■ REQUIRED TASK ■
Among the lines below, count those containing the word "such". Give the number only.

Items from a dataset
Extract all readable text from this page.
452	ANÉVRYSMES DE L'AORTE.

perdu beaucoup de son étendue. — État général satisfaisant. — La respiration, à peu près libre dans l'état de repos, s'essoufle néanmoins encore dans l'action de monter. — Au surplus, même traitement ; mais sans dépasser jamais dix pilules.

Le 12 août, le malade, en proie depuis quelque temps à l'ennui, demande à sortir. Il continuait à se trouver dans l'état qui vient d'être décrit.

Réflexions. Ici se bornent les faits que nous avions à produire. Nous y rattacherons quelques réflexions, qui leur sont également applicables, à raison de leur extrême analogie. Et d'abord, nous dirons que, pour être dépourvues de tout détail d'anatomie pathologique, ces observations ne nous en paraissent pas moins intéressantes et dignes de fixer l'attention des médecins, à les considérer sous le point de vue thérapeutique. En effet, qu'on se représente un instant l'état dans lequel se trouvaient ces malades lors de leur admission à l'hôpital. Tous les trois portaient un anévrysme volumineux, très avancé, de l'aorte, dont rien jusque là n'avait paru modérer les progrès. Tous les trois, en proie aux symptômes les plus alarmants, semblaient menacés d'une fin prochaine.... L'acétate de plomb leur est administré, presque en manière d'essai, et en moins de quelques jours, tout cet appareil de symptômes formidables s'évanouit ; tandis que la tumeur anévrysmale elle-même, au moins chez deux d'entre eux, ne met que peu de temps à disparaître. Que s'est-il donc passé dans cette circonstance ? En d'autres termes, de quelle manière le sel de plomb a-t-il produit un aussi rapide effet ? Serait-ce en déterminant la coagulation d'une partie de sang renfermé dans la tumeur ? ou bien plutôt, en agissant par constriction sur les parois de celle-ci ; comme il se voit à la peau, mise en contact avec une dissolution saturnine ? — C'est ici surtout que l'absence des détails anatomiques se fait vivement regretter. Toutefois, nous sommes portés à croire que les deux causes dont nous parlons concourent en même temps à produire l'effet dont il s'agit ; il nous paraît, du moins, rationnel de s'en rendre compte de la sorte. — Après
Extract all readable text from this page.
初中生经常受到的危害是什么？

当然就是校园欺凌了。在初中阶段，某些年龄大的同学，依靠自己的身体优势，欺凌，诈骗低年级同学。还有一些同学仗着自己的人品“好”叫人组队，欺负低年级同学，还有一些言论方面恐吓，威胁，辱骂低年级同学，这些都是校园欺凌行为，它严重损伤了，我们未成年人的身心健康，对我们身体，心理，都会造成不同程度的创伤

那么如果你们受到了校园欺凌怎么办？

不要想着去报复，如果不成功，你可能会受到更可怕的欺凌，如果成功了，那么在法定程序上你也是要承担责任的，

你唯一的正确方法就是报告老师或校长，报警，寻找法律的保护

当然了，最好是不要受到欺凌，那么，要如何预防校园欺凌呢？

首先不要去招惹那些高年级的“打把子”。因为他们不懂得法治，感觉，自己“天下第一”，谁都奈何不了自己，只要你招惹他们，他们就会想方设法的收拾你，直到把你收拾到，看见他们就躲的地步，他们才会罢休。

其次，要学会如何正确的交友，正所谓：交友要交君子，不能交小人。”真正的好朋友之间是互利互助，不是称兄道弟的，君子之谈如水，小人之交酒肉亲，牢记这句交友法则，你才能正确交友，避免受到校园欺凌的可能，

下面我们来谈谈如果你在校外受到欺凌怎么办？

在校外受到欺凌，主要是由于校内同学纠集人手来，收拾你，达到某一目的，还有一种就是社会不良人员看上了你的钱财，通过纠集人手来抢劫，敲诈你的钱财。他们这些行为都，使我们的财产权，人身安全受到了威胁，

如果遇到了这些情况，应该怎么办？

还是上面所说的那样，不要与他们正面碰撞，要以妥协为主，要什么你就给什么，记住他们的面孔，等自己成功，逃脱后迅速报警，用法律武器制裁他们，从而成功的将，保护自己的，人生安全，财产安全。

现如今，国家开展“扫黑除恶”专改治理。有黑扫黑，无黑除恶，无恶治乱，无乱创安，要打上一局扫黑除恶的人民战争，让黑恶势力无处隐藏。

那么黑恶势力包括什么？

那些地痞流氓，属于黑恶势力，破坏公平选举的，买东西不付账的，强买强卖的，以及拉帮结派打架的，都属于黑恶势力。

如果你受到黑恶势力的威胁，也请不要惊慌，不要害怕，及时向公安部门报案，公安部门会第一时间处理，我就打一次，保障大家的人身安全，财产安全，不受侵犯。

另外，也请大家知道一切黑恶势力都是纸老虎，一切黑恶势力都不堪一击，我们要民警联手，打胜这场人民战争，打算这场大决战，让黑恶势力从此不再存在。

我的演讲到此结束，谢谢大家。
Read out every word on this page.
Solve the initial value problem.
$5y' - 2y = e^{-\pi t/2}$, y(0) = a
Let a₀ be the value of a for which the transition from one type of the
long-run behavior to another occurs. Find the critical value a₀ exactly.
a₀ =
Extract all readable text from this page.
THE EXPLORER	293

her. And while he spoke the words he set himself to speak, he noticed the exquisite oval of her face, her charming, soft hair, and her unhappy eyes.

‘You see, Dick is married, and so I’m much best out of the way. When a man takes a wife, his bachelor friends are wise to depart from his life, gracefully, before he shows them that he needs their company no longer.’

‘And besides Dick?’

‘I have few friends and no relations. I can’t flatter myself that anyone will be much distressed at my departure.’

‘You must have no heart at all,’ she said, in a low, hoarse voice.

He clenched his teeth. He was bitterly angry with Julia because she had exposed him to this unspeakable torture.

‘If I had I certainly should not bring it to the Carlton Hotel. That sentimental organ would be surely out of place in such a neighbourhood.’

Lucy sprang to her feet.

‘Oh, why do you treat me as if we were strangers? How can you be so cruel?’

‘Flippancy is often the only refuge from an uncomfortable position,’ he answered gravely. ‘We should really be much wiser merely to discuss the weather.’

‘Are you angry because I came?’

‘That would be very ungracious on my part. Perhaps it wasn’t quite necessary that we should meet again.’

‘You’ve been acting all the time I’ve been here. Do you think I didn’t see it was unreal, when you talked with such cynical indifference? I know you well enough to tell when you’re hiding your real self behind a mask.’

■ CORRECT ANSWER ■
2